§ **WHAT TO WORK ON**
Transcribe the full listing below exactly.

§ **SUPPLIED RECORDS**
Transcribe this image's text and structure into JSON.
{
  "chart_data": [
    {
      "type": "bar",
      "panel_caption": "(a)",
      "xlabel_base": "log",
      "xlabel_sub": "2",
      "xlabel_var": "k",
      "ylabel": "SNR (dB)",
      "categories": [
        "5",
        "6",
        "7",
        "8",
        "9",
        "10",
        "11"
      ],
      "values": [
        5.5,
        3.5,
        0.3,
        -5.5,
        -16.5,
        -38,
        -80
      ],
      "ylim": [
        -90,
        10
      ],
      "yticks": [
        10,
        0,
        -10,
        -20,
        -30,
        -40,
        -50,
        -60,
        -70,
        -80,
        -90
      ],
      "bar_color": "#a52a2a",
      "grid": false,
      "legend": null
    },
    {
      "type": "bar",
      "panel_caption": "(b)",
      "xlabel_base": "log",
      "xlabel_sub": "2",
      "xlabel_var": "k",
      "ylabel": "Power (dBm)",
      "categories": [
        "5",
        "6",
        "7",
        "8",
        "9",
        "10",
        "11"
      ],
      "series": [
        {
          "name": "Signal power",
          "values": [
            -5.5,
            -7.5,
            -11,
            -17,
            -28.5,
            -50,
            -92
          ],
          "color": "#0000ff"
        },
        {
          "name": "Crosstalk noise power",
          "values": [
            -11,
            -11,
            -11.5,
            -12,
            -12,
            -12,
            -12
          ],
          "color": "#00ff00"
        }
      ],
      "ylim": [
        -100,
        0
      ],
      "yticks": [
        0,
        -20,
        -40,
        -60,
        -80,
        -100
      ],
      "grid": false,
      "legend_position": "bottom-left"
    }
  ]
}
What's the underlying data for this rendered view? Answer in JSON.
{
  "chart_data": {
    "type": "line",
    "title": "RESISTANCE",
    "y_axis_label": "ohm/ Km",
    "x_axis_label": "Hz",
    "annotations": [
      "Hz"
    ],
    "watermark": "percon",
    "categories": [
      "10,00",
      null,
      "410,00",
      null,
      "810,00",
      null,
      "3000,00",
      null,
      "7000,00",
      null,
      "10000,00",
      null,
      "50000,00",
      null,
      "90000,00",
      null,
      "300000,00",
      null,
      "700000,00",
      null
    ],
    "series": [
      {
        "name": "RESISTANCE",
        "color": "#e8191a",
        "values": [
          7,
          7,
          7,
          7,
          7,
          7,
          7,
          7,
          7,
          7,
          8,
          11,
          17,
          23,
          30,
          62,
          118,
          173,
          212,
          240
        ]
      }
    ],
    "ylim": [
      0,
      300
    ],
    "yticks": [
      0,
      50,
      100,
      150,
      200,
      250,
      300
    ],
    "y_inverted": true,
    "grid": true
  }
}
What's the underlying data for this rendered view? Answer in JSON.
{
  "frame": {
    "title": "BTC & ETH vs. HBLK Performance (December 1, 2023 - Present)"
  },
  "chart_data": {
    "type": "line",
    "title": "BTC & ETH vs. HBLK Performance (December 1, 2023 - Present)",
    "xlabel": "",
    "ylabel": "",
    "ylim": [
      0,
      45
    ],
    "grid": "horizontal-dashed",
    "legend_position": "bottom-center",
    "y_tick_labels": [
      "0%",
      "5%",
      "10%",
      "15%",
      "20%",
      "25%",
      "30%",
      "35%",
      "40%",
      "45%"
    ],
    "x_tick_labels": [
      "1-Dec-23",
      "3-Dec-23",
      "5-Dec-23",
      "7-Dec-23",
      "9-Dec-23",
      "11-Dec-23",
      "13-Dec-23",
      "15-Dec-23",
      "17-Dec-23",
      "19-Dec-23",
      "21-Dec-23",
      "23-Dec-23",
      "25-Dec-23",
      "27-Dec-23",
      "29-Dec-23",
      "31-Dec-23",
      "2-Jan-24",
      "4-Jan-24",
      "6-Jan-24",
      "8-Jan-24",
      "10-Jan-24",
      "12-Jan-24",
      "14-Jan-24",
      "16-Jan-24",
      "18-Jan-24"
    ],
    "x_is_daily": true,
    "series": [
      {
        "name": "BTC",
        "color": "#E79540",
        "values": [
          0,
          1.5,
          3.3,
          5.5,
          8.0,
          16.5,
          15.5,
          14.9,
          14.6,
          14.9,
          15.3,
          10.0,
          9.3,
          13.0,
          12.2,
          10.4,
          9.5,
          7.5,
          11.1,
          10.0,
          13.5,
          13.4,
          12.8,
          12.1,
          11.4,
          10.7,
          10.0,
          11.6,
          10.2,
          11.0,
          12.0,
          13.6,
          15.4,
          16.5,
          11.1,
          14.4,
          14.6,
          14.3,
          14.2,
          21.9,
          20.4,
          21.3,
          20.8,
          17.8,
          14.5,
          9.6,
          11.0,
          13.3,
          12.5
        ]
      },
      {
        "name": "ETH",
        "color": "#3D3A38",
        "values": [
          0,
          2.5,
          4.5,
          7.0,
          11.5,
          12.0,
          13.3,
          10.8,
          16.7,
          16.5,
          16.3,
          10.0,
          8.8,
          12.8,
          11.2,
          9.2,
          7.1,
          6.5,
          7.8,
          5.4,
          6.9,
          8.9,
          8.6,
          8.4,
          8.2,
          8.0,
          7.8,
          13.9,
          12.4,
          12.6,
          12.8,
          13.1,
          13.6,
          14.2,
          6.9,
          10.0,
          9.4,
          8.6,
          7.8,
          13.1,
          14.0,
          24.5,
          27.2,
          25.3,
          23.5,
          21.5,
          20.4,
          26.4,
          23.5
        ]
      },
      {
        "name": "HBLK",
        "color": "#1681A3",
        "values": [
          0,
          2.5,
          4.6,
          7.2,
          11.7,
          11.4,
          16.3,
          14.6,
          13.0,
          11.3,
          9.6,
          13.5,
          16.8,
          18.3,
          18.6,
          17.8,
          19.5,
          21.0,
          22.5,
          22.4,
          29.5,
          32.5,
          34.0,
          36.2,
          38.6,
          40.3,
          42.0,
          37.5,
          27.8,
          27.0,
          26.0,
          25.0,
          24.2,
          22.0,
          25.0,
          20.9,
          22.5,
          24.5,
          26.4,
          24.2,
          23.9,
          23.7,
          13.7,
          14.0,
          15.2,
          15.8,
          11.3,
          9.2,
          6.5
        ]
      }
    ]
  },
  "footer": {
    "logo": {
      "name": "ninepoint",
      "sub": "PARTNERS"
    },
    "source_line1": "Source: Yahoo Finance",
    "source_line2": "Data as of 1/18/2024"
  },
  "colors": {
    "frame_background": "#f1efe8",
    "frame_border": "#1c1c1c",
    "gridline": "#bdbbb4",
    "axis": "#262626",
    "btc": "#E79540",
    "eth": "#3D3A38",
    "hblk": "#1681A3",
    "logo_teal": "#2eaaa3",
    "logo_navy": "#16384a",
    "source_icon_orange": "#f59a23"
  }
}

§ **FINISHED ANSWER**
Transcribe this image's text and structure into JSON.
{
  "chart_data": [
    {
      "type": "bar",
      "panel_caption": "(a)",
      "xlabel_base": "log",
      "xlabel_sub": "2",
      "xlabel_var": "k",
      "ylabel": "SNR (dB)",
      "categories": [
        "5",
        "6",
        "7",
        "8",
        "9",
        "10",
        "11"
      ],
      "values": [
        5.5,
        3.5,
        0.3,
        -5.5,
        -16.5,
        -38,
        -80
      ],
      "ylim": [
        -90,
        10
      ],
      "yticks": [
        10,
        0,
        -10,
        -20,
        -30,
        -40,
        -50,
        -60,
        -70,
        -80,
        -90
      ],
      "bar_color": "#a52a2a",
      "grid": false,
      "legend": null
    },
    {
      "type": "bar",
      "panel_caption": "(b)",
      "xlabel_base": "log",
      "xlabel_sub": "2",
      "xlabel_var": "k",
      "ylabel": "Power (dBm)",
      "categories": [
        "5",
        "6",
        "7",
        "8",
        "9",
        "10",
        "11"
      ],
      "series": [
        {
          "name": "Signal power",
          "values": [
            -5.5,
            -7.5,
            -11,
            -17,
            -28.5,
            -50,
            -92
          ],
          "color": "#0000ff"
        },
        {
          "name": "Crosstalk noise power",
          "values": [
            -11,
            -11,
            -11.5,
            -12,
            -12,
            -12,
            -12
          ],
          "color": "#00ff00"
        }
      ],
      "ylim": [
        -100,
        0
      ],
      "yticks": [
        0,
        -20,
        -40,
        -60,
        -80,
        -100
      ],
      "grid": false,
      "legend_position": "bottom-left"
    }
  ]
}
What's the underlying data for this rendered view? Answer in JSON.
{
  "chart_data": {
    "type": "line",
    "title": "RESISTANCE",
    "y_axis_label": "ohm/ Km",
    "x_axis_label": "Hz",
    "annotations": [
      "Hz"
    ],
    "watermark": "percon",
    "categories": [
      "10,00",
      null,
      "410,00",
      null,
      "810,00",
      null,
      "3000,00",
      null,
      "7000,00",
      null,
      "10000,00",
      null,
      "50000,00",
      null,
      "90000,00",
      null,
      "300000,00",
      null,
      "700000,00",
      null
    ],
    "series": [
      {
        "name": "RESISTANCE",
        "color": "#e8191a",
        "values": [
          7,
          7,
          7,
          7,
          7,
          7,
          7,
          7,
          7,
          7,
          8,
          11,
          17,
          23,
          30,
          62,
          118,
          173,
          212,
          240
        ]
      }
    ],
    "ylim": [
      0,
      300
    ],
    "yticks": [
      0,
      50,
      100,
      150,
      200,
      250,
      300
    ],
    "y_inverted": true,
    "grid": true
  }
}
What's the underlying data for this rendered view? Answer in JSON.
{
  "frame": {
    "title": "BTC & ETH vs. HBLK Performance (December 1, 2023 - Present)"
  },
  "chart_data": {
    "type": "line",
    "title": "BTC & ETH vs. HBLK Performance (December 1, 2023 - Present)",
    "xlabel": "",
    "ylabel": "",
    "ylim": [
      0,
      45
    ],
    "grid": "horizontal-dashed",
    "legend_position": "bottom-center",
    "y_tick_labels": [
      "0%",
      "5%",
      "10%",
      "15%",
      "20%",
      "25%",
      "30%",
      "35%",
      "40%",
      "45%"
    ],
    "x_tick_labels": [
      "1-Dec-23",
      "3-Dec-23",
      "5-Dec-23",
      "7-Dec-23",
      "9-Dec-23",
      "11-Dec-23",
      "13-Dec-23",
      "15-Dec-23",
      "17-Dec-23",
      "19-Dec-23",
      "21-Dec-23",
      "23-Dec-23",
      "25-Dec-23",
      "27-Dec-23",
      "29-Dec-23",
      "31-Dec-23",
      "2-Jan-24",
      "4-Jan-24",
      "6-Jan-24",
      "8-Jan-24",
      "10-Jan-24",
      "12-Jan-24",
      "14-Jan-24",
      "16-Jan-24",
      "18-Jan-24"
    ],
    "x_is_daily": true,
    "series": [
      {
        "name": "BTC",
        "color": "#E79540",
        "values": [
          0,
          1.5,
          3.3,
          5.5,
          8.0,
          16.5,
          15.5,
          14.9,
          14.6,
          14.9,
          15.3,
          10.0,
          9.3,
          13.0,
          12.2,
          10.4,
          9.5,
          7.5,
          11.1,
          10.0,
          13.5,
          13.4,
          12.8,
          12.1,
          11.4,
          10.7,
          10.0,
          11.6,
          10.2,
          11.0,
          12.0,
          13.6,
          15.4,
          16.5,
          11.1,
          14.4,
          14.6,
          14.3,
          14.2,
          21.9,
          20.4,
          21.3,
          20.8,
          17.8,
          14.5,
          9.6,
          11.0,
          13.3,
          12.5
        ]
      },
      {
        "name": "ETH",
        "color": "#3D3A38",
        "values": [
          0,
          2.5,
          4.5,
          7.0,
          11.5,
          12.0,
          13.3,
          10.8,
          16.7,
          16.5,
          16.3,
          10.0,
          8.8,
          12.8,
          11.2,
          9.2,
          7.1,
          6.5,
          7.8,
          5.4,
          6.9,
          8.9,
          8.6,
          8.4,
          8.2,
          8.0,
          7.8,
          13.9,
          12.4,
          12.6,
          12.8,
          13.1,
          13.6,
          14.2,
          6.9,
          10.0,
          9.4,
          8.6,
          7.8,
          13.1,
          14.0,
          24.5,
          27.2,
          25.3,
          23.5,
          21.5,
          20.4,
          26.4,
          23.5
        ]
      },
      {
        "name": "HBLK",
        "color": "#1681A3",
        "values": [
          0,
          2.5,
          4.6,
          7.2,
          11.7,
          11.4,
          16.3,
          14.6,
          13.0,
          11.3,
          9.6,
          13.5,
          16.8,
          18.3,
          18.6,
          17.8,
          19.5,
          21.0,
          22.5,
          22.4,
          29.5,
          32.5,
          34.0,
          36.2,
          38.6,
          40.3,
          42.0,
          37.5,
          27.8,
          27.0,
          26.0,
          25.0,
          24.2,
          22.0,
          25.0,
          20.9,
          22.5,
          24.5,
          26.4,
          24.2,
          23.9,
          23.7,
          13.7,
          14.0,
          15.2,
          15.8,
          11.3,
          9.2,
          6.5
        ]
      }
    ]
  },
  "footer": {
    "logo": {
      "name": "ninepoint",
      "sub": "PARTNERS"
    },
    "source_line1": "Source: Yahoo Finance",
    "source_line2": "Data as of 1/18/2024"
  },
  "colors": {
    "frame_background": "#f1efe8",
    "frame_border": "#1c1c1c",
    "gridline": "#bdbbb4",
    "axis": "#262626",
    "btc": "#E79540",
    "eth": "#3D3A38",
    "hblk": "#1681A3",
    "logo_teal": "#2eaaa3",
    "logo_navy": "#16384a",
    "source_icon_orange": "#f59a23"
  }
}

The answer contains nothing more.